━━━━━ Data for review ━━━━━

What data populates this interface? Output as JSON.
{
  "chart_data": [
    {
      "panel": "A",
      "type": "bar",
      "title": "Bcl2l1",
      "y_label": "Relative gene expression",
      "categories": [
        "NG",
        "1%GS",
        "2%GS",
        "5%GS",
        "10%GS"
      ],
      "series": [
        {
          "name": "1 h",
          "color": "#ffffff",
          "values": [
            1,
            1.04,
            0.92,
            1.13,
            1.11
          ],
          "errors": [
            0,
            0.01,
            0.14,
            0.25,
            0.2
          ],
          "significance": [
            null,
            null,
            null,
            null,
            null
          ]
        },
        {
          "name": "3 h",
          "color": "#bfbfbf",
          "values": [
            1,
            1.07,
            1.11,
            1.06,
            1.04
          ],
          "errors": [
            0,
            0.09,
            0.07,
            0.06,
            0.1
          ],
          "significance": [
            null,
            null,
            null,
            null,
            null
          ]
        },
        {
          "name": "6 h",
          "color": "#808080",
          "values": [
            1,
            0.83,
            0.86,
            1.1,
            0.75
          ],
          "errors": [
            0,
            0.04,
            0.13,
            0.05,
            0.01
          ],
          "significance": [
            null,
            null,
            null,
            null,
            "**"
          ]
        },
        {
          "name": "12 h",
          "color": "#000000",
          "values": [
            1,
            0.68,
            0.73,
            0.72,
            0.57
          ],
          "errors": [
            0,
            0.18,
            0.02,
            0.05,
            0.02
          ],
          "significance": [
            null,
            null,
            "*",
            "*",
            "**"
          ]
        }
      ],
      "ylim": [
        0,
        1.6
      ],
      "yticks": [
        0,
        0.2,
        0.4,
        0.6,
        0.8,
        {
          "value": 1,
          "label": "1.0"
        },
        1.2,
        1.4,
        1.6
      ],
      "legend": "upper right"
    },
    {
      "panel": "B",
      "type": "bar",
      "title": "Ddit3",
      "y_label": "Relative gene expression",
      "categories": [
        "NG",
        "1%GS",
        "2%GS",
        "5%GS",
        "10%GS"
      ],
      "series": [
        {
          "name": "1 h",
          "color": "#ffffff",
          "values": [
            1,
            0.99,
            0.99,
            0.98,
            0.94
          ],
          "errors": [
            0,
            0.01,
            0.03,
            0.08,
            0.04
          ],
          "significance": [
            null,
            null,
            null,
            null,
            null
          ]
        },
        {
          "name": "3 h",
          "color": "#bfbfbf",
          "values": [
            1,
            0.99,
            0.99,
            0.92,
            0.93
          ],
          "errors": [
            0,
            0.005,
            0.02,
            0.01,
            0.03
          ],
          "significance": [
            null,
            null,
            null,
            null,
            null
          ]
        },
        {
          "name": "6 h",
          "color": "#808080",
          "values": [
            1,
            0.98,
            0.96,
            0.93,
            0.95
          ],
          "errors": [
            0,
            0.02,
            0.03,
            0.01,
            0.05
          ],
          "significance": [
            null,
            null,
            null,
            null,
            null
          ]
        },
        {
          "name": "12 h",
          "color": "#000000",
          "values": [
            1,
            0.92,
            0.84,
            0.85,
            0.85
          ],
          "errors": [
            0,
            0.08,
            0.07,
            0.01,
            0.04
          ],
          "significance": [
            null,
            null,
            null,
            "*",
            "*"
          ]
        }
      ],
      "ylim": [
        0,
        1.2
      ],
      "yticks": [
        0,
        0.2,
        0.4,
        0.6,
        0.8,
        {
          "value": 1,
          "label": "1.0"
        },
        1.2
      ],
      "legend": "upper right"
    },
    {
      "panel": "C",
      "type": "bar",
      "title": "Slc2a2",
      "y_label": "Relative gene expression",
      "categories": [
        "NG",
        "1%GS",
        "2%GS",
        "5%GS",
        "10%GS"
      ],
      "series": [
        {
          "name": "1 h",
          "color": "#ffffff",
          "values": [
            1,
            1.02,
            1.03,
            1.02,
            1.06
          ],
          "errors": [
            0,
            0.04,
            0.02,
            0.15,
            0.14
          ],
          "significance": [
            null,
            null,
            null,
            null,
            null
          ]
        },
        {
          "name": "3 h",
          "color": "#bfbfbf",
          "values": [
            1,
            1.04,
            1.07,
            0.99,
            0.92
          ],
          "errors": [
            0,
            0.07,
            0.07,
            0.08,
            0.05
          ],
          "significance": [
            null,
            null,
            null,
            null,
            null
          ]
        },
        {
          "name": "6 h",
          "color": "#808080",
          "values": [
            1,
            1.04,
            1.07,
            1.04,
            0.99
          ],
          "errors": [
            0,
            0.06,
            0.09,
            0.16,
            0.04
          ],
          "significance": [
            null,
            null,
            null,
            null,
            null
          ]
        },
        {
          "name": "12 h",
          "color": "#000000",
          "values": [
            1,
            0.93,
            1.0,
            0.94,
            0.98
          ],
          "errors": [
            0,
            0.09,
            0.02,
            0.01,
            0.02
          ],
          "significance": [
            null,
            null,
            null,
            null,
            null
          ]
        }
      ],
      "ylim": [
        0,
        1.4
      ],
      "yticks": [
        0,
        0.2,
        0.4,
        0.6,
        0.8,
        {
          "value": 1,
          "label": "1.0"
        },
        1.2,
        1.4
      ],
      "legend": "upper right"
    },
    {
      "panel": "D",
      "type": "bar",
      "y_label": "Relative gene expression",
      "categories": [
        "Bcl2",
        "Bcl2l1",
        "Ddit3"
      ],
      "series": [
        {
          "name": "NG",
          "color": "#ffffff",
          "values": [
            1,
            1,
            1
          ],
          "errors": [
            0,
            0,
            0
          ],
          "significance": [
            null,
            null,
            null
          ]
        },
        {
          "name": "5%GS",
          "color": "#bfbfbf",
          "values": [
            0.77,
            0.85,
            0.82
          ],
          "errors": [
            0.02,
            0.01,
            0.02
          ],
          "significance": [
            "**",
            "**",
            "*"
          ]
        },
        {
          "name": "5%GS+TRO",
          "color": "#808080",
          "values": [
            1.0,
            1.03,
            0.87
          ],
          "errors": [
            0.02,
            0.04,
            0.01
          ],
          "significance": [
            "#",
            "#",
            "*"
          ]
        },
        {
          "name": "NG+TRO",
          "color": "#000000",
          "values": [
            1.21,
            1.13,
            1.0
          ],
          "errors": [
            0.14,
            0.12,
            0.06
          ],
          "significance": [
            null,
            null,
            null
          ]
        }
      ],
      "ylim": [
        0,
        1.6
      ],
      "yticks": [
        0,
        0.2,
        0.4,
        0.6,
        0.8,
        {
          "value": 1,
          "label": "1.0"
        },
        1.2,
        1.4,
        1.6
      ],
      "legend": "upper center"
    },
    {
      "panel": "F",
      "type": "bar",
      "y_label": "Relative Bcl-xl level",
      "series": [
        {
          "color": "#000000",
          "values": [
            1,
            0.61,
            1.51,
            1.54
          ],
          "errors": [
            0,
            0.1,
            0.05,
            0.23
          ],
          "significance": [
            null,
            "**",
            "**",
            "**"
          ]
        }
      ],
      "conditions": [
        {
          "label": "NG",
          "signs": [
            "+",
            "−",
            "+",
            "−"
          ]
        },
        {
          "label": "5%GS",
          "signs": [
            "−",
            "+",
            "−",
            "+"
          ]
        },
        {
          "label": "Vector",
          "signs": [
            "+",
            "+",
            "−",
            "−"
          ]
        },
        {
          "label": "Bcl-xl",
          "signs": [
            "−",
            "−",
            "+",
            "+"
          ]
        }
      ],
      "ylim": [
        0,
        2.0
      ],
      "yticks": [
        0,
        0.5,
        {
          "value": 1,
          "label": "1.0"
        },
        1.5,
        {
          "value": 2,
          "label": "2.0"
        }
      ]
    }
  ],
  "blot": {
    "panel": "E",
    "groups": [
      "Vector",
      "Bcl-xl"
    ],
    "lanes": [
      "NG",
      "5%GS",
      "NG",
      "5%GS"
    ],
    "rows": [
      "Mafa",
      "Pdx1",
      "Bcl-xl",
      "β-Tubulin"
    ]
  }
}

━━━━━

Instructions for the task —
Note every line of the entries in which "title" appears, and copy it down.

Output of the task —
      "title": "Bcl2l1",
      "title": "Ddit3",
      "title": "Slc2a2",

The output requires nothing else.